INPUT MATERIAL
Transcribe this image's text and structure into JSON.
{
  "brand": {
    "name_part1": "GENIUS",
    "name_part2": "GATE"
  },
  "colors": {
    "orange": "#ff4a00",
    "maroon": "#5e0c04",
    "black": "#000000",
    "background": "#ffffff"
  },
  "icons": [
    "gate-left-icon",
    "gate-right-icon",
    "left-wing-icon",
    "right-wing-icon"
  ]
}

INSTRUCTIONS TO FOLLOW
Recite the full listing above exactly.

FULL SOLUTION
Transcribe this image's text and structure into JSON.
{
  "brand": {
    "name_part1": "GENIUS",
    "name_part2": "GATE"
  },
  "colors": {
    "orange": "#ff4a00",
    "maroon": "#5e0c04",
    "black": "#000000",
    "background": "#ffffff"
  },
  "icons": [
    "gate-left-icon",
    "gate-right-icon",
    "left-wing-icon",
    "right-wing-icon"
  ]
}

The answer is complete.